# [WRITTEN PROBLEM]
Among the entries, which lines carry the string "Base"? Copy each of them.
-- START DATASET EXCERPTS --
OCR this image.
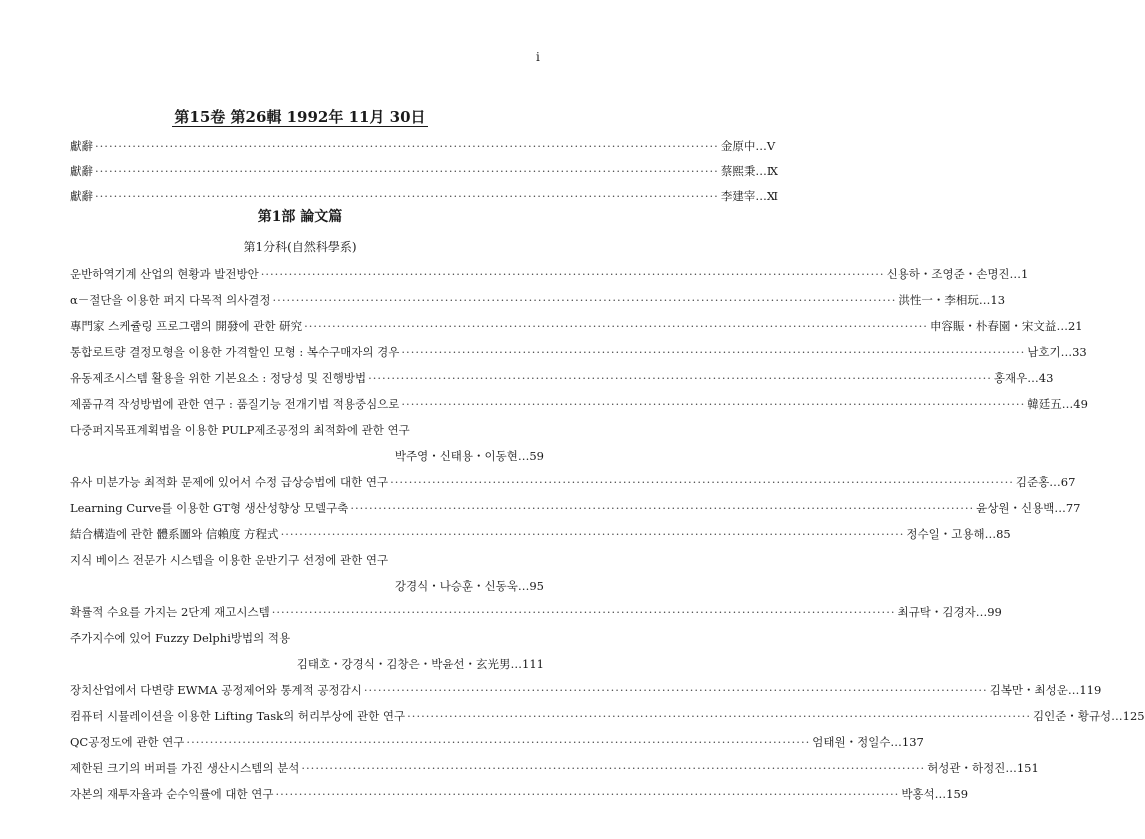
i
第15卷 第26輯 1992年 11月 30日
獻辭 ·····	金原中 …V
獻辭 ·····	蔡熙秉 …Ⅸ
獻辭 ·····	李建宰 …Ⅺ
第1部 論文篇
第1分科(自然科學系)
운반하역기계 산업의 현황과 발전방안 ·····	신용하・조영준・손명진 …1
α－절단을 이용한 퍼지 다목적 의사결정 ·····	洪性一・李相玩 …13
專門家 스케쥴링 프로그램의 開發에 관한 研究 ·····	申容賑・朴春園・宋文益 …21
통합로트량 결정모형을 이용한 가격할인 모형 : 복수구매자의 경우 ·····	남호기 …33
유동제조시스템 활용을 위한 기본요소 : 정당성 및 진행방법 ·····	홍재우 …43
제품규격 작성방법에 관한 연구 : 품질기능 전개기법 적용중심으로 ·····	韓廷五 …49
다중퍼지목표계획법을 이용한 PULP제조공정의 최적화에 관한 연구
박주영・신태용・이동현…59
유사 미분가능 최적화 문제에 있어서 수정 급상승법에 대한 연구 ·····	김준홍 …67
Learning Curve를 이용한 GT형 생산성향상 모델구축 ·····	윤상원・신용백 …77
結合構造에 관한 體系圖와 信賴度 方程式 ·····	정수일・고용해 …85
지식 베이스 전문가 시스템을 이용한 운반기구 선정에 관한 연구
강경식・나승훈・신동욱…95
확률적 수요를 가지는 2단계 재고시스템 ·····	최규탁・김경자 …99
주가지수에 있어 Fuzzy Delphi방법의 적용
김태호・강경식・김창은・박윤선・玄光男…111
장치산업에서 다변량 EWMA 공정제어와 통계적 공정감시 ·····	김복만・최성운 …119
컴퓨터 시뮬레이션을 이용한 Lifting Task의 허리부상에 관한 연구 ·····	김인준・황규성 …125
QC공정도에 관한 연구 ·····	엄태원・정일수 …137
제한된 크기의 버퍼를 가진 생산시스템의 분석 ·····	허성관・하정진 …151
자본의 재투자율과 순수익률에 대한 연구 ·····	박홍석 …159
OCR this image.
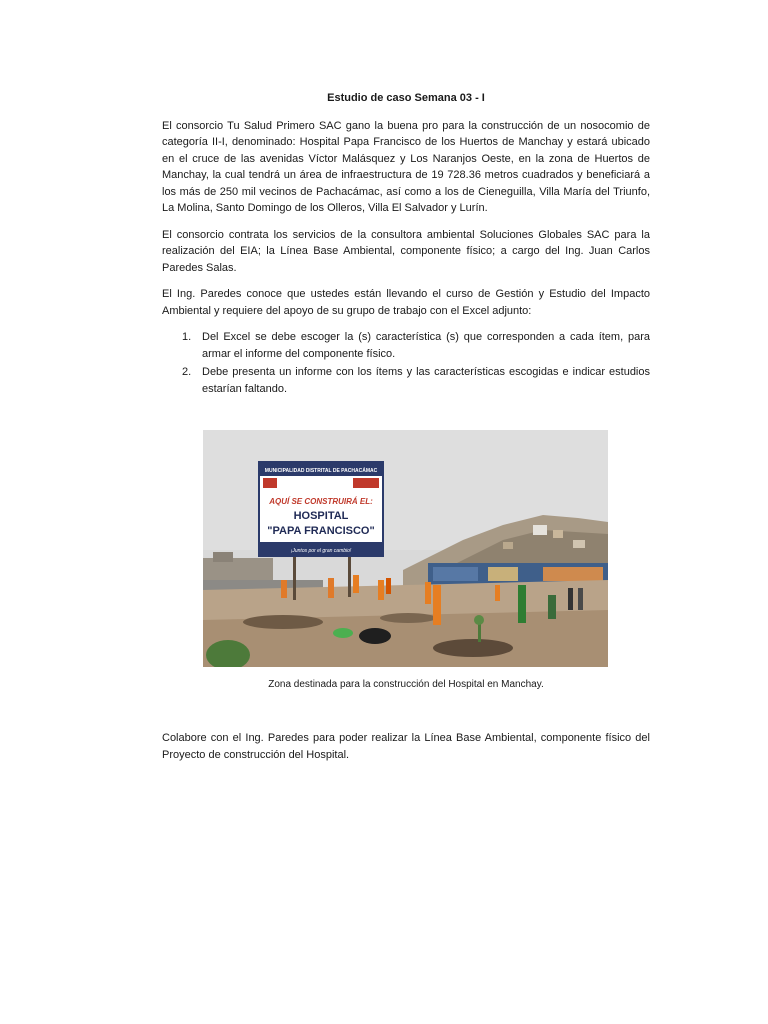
Estudio de caso Semana 03 - I

El consorcio Tu Salud Primero SAC gano la buena pro para la construcción de un nosocomio de categoría II-I, denominado: Hospital Papa Francisco de los Huertos de Manchay y estará ubicado en el cruce de las avenidas Víctor Malásquez y Los Naranjos Oeste, en la zona de Huertos de Manchay, la cual tendrá un área de infraestructura de 19 728.36 metros cuadrados y beneficiará a los más de 250 mil vecinos de Pachacámac, así como a los de Cieneguilla, Villa María del Triunfo, La Molina, Santo Domingo de los Olleros, Villa El Salvador y Lurín.

El consorcio contrata los servicios de la consultora ambiental Soluciones Globales SAC para la realización del EIA; la Línea Base Ambiental, componente físico; a cargo del Ing. Juan Carlos Paredes Salas.

El Ing. Paredes conoce que ustedes están llevando el curso de Gestión y Estudio del Impacto Ambiental y requiere del apoyo de su grupo de trabajo con el Excel adjunto:

1. Del Excel se debe escoger la (s) característica (s) que corresponden a cada ítem, para armar el informe del componente físico.
2. Debe presenta un informe con los ítems y las características escogidas e indicar estudios estarían faltando.
MUNICIPALIDAD DISTRITAL DE PACHACÁMAC
AQUÍ SE CONSTRUIRÁ EL:
HOSPITAL
"PAPA FRANCISCO"
¡Juntos por el gran cambio!
Zona destinada para la construcción del Hospital en Manchay.
Colabore con el Ing. Paredes para poder realizar la Línea Base Ambiental, componente físico del Proyecto de construcción del Hospital.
-- END DATASET EXCERPTS --
# [OUTPUT BELOW]
El consorcio contrata los servicios de la consultora ambiental Soluciones Globales SAC para la realización del EIA; la Línea Base Ambiental, componente físico; a cargo del Ing. Juan Carlos Paredes Salas.
Colabore con el Ing. Paredes para poder realizar la Línea Base Ambiental, componente físico del Proyecto de construcción del Hospital.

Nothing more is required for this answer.